Records supplied:
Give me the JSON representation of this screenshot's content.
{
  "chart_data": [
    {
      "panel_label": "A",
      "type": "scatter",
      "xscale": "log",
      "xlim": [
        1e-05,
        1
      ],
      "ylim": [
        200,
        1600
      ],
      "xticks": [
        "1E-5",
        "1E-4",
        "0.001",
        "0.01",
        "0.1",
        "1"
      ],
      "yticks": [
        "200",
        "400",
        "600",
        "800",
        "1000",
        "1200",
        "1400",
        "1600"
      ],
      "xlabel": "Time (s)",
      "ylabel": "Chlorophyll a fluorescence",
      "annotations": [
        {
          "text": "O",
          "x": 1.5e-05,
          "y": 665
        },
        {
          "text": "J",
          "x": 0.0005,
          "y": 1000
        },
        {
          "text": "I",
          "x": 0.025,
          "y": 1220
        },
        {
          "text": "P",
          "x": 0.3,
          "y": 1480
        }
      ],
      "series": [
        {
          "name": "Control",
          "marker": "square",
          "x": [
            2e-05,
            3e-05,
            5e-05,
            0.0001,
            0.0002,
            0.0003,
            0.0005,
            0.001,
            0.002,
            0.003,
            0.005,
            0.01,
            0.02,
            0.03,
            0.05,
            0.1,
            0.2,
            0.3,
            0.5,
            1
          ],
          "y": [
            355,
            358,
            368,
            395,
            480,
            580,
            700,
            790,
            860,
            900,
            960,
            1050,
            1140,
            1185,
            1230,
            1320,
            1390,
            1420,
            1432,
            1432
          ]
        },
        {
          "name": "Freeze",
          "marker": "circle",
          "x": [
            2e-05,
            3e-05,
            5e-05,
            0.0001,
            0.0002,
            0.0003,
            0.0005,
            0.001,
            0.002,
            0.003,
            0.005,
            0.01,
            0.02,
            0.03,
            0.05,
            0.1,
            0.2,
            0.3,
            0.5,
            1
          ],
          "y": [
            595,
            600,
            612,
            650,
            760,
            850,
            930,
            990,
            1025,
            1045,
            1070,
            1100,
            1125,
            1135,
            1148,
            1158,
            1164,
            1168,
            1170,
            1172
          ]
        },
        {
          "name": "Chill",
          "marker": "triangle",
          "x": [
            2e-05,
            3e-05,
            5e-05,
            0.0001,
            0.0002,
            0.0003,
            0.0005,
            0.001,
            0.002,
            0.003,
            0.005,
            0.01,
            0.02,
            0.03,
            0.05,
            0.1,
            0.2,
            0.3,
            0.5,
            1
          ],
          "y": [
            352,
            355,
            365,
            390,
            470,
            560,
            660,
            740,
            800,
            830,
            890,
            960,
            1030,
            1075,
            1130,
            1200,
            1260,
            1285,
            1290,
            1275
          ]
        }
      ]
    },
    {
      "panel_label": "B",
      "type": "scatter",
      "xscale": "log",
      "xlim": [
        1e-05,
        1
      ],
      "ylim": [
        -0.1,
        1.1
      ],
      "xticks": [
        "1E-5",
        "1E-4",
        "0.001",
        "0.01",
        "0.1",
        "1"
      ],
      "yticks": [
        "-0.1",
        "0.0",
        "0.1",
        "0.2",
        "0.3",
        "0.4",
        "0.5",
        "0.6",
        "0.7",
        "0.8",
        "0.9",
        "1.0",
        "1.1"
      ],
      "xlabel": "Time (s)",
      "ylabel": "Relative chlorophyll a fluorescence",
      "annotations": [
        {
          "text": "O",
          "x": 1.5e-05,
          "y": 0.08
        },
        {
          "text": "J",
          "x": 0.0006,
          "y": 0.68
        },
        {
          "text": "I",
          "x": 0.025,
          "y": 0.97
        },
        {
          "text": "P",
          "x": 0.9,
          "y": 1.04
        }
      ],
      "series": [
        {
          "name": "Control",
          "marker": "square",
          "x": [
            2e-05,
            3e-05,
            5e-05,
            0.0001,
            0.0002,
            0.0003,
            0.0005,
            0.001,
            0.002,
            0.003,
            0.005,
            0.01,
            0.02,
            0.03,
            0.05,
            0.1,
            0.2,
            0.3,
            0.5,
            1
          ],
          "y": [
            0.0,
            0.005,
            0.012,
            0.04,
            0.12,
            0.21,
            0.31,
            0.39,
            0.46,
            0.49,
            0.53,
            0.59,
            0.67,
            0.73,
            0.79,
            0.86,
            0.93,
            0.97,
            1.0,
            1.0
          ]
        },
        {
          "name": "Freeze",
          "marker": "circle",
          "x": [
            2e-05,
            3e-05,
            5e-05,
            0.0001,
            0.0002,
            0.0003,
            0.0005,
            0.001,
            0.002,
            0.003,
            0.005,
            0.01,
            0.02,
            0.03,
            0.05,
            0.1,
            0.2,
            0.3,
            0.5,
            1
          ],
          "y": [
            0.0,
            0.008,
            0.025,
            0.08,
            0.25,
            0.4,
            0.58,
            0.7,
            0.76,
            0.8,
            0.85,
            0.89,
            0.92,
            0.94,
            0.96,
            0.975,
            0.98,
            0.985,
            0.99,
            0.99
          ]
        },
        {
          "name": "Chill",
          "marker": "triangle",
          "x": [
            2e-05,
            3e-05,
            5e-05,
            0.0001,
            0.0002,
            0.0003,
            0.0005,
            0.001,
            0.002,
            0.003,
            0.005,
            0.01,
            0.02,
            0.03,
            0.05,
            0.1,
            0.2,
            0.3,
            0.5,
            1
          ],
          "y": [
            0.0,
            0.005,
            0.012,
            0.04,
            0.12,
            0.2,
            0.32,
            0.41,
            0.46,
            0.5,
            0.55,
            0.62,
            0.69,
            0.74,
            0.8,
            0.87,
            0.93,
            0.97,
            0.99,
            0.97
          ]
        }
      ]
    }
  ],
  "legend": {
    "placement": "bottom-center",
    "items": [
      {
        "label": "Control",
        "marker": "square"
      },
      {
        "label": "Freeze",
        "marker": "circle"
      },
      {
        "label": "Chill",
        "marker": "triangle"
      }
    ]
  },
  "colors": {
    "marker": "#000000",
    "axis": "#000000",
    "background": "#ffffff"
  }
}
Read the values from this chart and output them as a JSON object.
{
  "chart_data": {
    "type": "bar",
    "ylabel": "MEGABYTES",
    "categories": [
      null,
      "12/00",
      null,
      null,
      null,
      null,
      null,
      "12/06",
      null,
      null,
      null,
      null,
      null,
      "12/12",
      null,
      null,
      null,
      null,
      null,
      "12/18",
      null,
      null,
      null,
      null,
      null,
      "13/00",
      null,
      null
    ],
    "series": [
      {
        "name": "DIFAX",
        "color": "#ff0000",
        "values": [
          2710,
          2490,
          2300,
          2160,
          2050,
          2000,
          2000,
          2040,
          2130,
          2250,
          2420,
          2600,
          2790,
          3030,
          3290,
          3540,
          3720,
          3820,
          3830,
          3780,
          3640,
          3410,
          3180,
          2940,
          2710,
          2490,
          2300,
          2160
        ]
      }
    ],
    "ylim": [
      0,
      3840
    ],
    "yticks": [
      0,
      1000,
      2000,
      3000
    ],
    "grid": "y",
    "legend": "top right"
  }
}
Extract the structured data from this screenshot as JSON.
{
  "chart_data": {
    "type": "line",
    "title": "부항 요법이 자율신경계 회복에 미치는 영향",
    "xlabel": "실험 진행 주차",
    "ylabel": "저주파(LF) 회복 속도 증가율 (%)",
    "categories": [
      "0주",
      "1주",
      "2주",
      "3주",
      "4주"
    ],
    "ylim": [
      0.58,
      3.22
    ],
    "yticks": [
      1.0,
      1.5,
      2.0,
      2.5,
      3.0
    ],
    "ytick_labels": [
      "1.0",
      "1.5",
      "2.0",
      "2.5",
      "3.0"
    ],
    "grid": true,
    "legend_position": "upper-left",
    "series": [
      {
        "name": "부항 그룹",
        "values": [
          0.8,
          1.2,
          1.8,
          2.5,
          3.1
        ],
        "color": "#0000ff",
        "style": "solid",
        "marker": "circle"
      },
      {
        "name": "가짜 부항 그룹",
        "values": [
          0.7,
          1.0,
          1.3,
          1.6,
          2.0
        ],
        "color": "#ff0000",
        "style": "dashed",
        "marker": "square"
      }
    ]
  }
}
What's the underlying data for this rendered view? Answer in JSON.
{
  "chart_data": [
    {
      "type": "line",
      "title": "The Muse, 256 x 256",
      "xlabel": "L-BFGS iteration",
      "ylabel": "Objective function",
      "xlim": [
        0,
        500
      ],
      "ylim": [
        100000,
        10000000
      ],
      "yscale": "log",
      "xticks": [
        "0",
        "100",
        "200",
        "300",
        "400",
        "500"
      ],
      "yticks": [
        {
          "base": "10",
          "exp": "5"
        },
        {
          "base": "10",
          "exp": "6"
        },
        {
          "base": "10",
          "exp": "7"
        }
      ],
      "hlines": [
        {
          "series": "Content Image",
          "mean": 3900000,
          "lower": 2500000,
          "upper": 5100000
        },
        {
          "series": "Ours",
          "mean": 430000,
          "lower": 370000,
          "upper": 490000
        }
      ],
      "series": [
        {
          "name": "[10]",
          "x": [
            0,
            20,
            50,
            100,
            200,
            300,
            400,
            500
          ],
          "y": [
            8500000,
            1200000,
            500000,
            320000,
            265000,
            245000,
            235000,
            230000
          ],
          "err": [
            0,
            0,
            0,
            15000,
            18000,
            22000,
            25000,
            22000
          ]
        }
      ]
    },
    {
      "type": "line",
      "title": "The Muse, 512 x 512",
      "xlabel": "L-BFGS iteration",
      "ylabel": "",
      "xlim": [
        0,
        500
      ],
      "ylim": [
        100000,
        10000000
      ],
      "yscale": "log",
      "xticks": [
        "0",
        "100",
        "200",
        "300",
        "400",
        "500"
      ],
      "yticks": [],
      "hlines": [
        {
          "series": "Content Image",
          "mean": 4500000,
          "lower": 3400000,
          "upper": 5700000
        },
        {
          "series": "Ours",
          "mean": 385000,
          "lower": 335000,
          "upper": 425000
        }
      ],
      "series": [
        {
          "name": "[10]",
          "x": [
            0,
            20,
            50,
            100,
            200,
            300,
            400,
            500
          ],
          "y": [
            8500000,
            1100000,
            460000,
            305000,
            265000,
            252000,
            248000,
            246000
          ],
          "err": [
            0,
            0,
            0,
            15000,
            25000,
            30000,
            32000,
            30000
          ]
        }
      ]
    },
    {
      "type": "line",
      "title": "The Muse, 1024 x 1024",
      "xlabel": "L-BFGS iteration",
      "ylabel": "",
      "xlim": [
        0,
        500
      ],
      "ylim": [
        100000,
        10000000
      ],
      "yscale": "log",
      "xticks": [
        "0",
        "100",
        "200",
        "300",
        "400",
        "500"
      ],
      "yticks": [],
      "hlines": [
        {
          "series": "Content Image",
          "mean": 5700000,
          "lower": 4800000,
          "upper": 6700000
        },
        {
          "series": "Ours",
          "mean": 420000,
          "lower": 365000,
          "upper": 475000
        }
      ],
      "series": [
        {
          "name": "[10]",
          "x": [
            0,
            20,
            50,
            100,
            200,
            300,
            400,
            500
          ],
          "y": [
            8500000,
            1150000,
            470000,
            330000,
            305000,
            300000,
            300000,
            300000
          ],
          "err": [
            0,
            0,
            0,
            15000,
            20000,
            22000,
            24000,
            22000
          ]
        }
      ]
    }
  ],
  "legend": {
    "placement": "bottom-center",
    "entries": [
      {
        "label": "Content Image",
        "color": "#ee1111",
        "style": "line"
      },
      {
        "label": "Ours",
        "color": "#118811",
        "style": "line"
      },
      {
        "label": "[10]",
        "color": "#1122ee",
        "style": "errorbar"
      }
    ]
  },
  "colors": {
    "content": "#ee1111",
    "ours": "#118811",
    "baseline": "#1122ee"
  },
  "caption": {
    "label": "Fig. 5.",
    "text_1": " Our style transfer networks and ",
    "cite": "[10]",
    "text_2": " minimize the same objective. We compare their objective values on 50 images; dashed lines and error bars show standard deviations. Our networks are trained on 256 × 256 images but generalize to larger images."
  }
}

Set exercise: Count each line of the data where the word "style" appears, then reply with the total only.

Output below: 6